[What you should do] Among the lines below, list those containing the string "icon".

[Material for this task]
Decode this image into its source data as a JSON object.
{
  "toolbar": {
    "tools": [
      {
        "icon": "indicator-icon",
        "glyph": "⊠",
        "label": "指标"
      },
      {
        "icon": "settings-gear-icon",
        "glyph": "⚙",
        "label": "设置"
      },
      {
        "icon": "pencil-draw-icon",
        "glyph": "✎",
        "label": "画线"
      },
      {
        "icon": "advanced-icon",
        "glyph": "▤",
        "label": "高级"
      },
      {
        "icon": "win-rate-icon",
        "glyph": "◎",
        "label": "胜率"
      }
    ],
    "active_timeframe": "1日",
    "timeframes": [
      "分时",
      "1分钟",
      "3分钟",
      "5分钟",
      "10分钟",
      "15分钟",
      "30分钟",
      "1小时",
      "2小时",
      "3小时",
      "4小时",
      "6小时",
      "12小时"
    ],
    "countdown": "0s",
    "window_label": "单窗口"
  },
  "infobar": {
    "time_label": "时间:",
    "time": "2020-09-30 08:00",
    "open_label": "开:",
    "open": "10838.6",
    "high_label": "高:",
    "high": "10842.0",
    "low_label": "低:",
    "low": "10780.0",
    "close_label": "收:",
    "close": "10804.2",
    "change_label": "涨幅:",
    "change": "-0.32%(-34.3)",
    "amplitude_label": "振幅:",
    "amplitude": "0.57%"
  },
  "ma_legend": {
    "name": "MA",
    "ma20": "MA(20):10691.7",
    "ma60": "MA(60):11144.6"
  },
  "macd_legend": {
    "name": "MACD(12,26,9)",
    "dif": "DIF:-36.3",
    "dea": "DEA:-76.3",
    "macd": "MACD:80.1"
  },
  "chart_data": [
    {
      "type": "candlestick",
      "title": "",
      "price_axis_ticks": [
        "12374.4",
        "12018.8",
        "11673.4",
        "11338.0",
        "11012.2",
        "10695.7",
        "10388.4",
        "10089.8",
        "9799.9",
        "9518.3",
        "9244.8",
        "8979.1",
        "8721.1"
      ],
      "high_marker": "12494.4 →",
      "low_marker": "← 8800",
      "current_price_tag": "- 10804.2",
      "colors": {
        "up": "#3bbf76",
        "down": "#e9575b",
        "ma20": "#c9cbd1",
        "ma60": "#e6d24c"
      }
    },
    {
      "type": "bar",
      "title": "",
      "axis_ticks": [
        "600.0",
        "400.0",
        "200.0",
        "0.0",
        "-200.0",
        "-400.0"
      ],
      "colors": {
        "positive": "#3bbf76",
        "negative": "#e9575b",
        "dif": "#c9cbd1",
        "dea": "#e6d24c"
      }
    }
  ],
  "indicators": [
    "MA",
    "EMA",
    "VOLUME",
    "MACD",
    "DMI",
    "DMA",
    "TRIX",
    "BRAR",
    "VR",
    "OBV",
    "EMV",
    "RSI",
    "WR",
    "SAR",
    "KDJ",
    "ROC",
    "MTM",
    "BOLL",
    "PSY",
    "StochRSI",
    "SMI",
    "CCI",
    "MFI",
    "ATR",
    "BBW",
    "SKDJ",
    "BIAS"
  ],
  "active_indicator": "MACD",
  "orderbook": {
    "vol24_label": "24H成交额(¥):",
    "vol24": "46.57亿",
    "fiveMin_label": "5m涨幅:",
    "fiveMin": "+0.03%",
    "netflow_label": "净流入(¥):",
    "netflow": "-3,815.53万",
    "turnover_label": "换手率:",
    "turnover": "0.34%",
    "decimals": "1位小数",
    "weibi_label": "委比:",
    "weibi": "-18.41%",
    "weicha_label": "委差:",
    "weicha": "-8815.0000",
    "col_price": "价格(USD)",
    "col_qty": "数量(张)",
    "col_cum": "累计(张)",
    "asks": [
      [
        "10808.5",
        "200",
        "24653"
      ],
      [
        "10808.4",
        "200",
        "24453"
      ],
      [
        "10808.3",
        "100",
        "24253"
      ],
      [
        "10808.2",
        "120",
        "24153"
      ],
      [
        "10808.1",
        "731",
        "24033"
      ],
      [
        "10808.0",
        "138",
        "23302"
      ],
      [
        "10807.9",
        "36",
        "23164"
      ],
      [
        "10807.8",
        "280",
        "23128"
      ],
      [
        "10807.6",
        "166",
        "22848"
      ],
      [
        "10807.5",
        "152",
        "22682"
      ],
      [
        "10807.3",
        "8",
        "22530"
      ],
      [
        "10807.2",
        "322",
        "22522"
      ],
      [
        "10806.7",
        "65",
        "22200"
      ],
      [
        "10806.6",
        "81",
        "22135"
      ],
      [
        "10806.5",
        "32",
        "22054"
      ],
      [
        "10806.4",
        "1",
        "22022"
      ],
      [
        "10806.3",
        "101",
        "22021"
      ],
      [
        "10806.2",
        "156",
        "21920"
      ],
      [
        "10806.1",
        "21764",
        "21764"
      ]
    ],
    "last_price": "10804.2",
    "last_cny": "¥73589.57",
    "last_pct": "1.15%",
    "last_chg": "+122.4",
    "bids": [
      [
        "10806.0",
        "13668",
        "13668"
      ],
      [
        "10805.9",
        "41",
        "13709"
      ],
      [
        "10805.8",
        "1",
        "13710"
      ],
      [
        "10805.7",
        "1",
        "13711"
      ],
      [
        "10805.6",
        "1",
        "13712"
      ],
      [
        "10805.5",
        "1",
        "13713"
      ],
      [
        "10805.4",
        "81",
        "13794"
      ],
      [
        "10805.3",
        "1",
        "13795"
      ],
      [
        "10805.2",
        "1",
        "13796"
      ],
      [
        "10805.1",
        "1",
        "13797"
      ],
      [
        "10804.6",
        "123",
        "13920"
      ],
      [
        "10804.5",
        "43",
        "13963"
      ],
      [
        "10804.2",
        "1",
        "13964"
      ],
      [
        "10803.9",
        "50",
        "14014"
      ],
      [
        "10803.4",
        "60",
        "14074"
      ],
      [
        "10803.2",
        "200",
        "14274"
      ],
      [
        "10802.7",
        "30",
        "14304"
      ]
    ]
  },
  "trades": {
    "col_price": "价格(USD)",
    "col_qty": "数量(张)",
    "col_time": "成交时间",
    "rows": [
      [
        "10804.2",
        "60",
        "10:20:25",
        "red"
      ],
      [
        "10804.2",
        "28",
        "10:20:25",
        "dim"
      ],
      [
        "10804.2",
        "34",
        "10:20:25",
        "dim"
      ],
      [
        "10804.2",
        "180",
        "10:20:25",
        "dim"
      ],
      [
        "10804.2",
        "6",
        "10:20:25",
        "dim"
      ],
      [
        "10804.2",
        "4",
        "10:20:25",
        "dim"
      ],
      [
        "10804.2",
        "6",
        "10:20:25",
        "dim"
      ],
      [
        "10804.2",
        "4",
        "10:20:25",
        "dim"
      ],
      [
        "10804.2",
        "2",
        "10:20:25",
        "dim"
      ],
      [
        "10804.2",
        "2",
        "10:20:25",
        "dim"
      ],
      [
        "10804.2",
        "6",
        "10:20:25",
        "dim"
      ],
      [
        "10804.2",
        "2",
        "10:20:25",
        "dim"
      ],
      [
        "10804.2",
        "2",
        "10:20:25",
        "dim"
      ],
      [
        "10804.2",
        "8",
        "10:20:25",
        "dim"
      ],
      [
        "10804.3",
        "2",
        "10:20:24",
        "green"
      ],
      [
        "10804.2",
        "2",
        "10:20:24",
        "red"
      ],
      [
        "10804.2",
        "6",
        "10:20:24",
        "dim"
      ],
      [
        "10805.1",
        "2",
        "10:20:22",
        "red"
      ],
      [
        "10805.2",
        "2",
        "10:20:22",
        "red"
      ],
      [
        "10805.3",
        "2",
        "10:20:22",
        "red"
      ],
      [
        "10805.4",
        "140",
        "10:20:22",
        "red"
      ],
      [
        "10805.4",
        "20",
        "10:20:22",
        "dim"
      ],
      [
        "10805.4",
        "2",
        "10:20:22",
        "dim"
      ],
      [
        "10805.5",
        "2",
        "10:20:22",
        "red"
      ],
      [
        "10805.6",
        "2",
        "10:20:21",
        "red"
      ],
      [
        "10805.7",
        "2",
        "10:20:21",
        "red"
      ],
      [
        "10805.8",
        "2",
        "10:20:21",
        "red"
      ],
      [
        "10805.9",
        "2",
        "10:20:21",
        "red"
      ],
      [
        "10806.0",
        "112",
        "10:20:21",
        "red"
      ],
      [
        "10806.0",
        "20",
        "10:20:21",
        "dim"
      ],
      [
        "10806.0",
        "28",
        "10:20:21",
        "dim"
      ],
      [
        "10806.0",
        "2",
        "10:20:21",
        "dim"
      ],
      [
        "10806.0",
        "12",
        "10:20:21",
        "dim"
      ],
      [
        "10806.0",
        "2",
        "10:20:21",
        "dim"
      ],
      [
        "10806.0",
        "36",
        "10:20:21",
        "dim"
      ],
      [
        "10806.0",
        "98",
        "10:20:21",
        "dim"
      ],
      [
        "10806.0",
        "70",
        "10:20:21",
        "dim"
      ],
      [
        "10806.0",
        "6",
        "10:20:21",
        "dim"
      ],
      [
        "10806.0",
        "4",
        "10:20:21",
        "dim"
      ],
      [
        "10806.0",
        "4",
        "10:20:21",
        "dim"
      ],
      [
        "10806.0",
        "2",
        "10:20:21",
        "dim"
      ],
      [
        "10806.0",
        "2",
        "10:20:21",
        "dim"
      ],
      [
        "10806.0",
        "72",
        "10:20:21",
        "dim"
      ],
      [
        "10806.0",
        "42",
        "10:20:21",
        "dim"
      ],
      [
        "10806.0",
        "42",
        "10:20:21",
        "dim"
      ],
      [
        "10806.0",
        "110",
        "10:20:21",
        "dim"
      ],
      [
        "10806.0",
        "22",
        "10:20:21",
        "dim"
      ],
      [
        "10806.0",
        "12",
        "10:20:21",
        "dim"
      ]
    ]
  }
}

[The result]
        "icon": "indicator-icon",
        "icon": "settings-gear-icon",
        "icon": "pencil-draw-icon",
        "icon": "advanced-icon",
        "icon": "win-rate-icon",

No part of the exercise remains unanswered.